Set exercise ▸
All lines below must be repeated exactly, with the pictures omitted.

[Records from a collection]
»»

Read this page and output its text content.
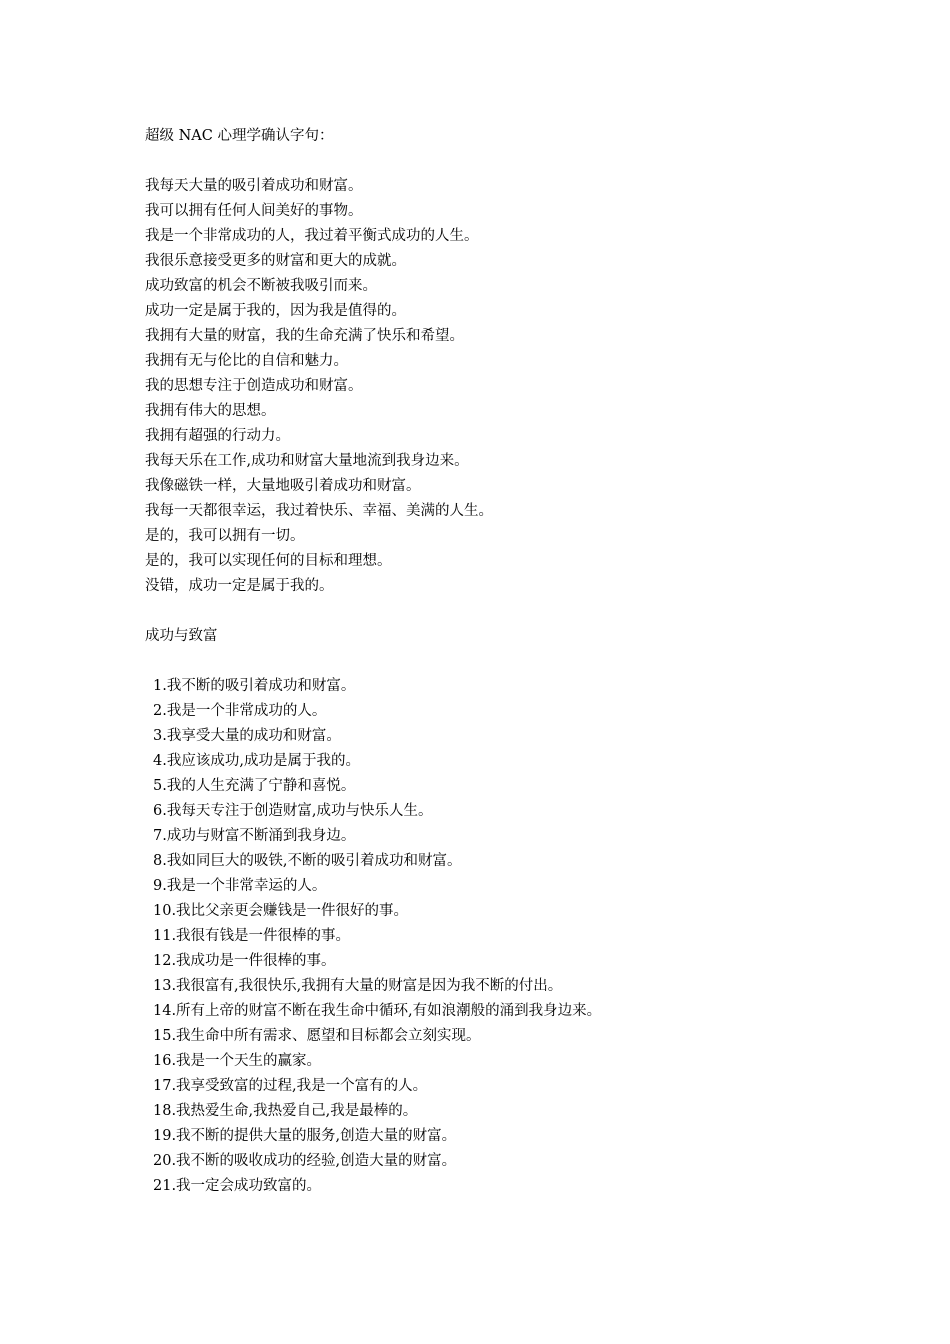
超级 NAC 心理学确认字句：
我每天大量的吸引着成功和财富。
我可以拥有任何人间美好的事物。
我是一个非常成功的人，我过着平衡式成功的人生。
我很乐意接受更多的财富和更大的成就。
成功致富的机会不断被我吸引而来。
成功一定是属于我的，因为我是值得的。
我拥有大量的财富，我的生命充满了快乐和希望。
我拥有无与伦比的自信和魅力。
我的思想专注于创造成功和财富。
我拥有伟大的思想。
我拥有超强的行动力。
我每天乐在工作,成功和财富大量地流到我身边来。
我像磁铁一样，大量地吸引着成功和财富。
我每一天都很幸运，我过着快乐、幸福、美满的人生。
是的，我可以拥有一切。
是的，我可以实现任何的目标和理想。
没错，成功一定是属于我的。
成功与致富
1.我不断的吸引着成功和财富。
2.我是一个非常成功的人。
3.我享受大量的成功和财富。
4.我应该成功,成功是属于我的。
5.我的人生充满了宁静和喜悦。
6.我每天专注于创造财富,成功与快乐人生。
7.成功与财富不断涌到我身边。
8.我如同巨大的吸铁,不断的吸引着成功和财富。
9.我是一个非常幸运的人。
10.我比父亲更会赚钱是一件很好的事。
11.我很有钱是一件很棒的事。
12.我成功是一件很棒的事。
13.我很富有,我很快乐,我拥有大量的财富是因为我不断的付出。
14.所有上帝的财富不断在我生命中循环,有如浪潮般的涌到我身边来。
15.我生命中所有需求、愿望和目标都会立刻实现。
16.我是一个天生的赢家。
17.我享受致富的过程,我是一个富有的人。
18.我热爱生命,我热爱自己,我是最棒的。
19.我不断的提供大量的服务,创造大量的财富。
20.我不断的吸收成功的经验,创造大量的财富。
21.我一定会成功致富的。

««

Answer for the task ▸
Read this page and output its text content.
超级 NAC 心理学确认字句：
我每天大量的吸引着成功和财富。
我可以拥有任何人间美好的事物。
我是一个非常成功的人，我过着平衡式成功的人生。
我很乐意接受更多的财富和更大的成就。
成功致富的机会不断被我吸引而来。
成功一定是属于我的，因为我是值得的。
我拥有大量的财富，我的生命充满了快乐和希望。
我拥有无与伦比的自信和魅力。
我的思想专注于创造成功和财富。
我拥有伟大的思想。
我拥有超强的行动力。
我每天乐在工作,成功和财富大量地流到我身边来。
我像磁铁一样，大量地吸引着成功和财富。
我每一天都很幸运，我过着快乐、幸福、美满的人生。
是的，我可以拥有一切。
是的，我可以实现任何的目标和理想。
没错，成功一定是属于我的。
成功与致富
1.我不断的吸引着成功和财富。
2.我是一个非常成功的人。
3.我享受大量的成功和财富。
4.我应该成功,成功是属于我的。
5.我的人生充满了宁静和喜悦。
6.我每天专注于创造财富,成功与快乐人生。
7.成功与财富不断涌到我身边。
8.我如同巨大的吸铁,不断的吸引着成功和财富。
9.我是一个非常幸运的人。
10.我比父亲更会赚钱是一件很好的事。
11.我很有钱是一件很棒的事。
12.我成功是一件很棒的事。
13.我很富有,我很快乐,我拥有大量的财富是因为我不断的付出。
14.所有上帝的财富不断在我生命中循环,有如浪潮般的涌到我身边来。
15.我生命中所有需求、愿望和目标都会立刻实现。
16.我是一个天生的赢家。
17.我享受致富的过程,我是一个富有的人。
18.我热爱生命,我热爱自己,我是最棒的。
19.我不断的提供大量的服务,创造大量的财富。
20.我不断的吸收成功的经验,创造大量的财富。
21.我一定会成功致富的。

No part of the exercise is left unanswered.